Please write out the material below exactly as given.

#####

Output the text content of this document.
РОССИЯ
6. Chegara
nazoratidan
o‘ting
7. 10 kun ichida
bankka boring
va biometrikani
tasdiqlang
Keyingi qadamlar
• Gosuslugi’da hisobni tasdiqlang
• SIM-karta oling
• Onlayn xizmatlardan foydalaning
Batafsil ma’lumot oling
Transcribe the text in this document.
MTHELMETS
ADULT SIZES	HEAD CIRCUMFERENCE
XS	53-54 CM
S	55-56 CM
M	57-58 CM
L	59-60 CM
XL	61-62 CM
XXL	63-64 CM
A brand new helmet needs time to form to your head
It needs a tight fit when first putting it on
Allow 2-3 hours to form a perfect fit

#####

Final result —
Output the text content of this document.
РОССИЯ
6. Chegara
nazoratidan
o‘ting
7. 10 kun ichida
bankka boring
va biometrikani
tasdiqlang
Keyingi qadamlar
• Gosuslugi’da hisobni tasdiqlang
• SIM-karta oling
• Onlayn xizmatlardan foydalaning
Batafsil ma’lumot oling
Transcribe the text in this document.
MTHELMETS
ADULT SIZES	HEAD CIRCUMFERENCE
XS	53-54 CM
S	55-56 CM
M	57-58 CM
L	59-60 CM
XL	61-62 CM
XXL	63-64 CM
A brand new helmet needs time to form to your head
It needs a tight fit when first putting it on
Allow 2-3 hours to form a perfect fit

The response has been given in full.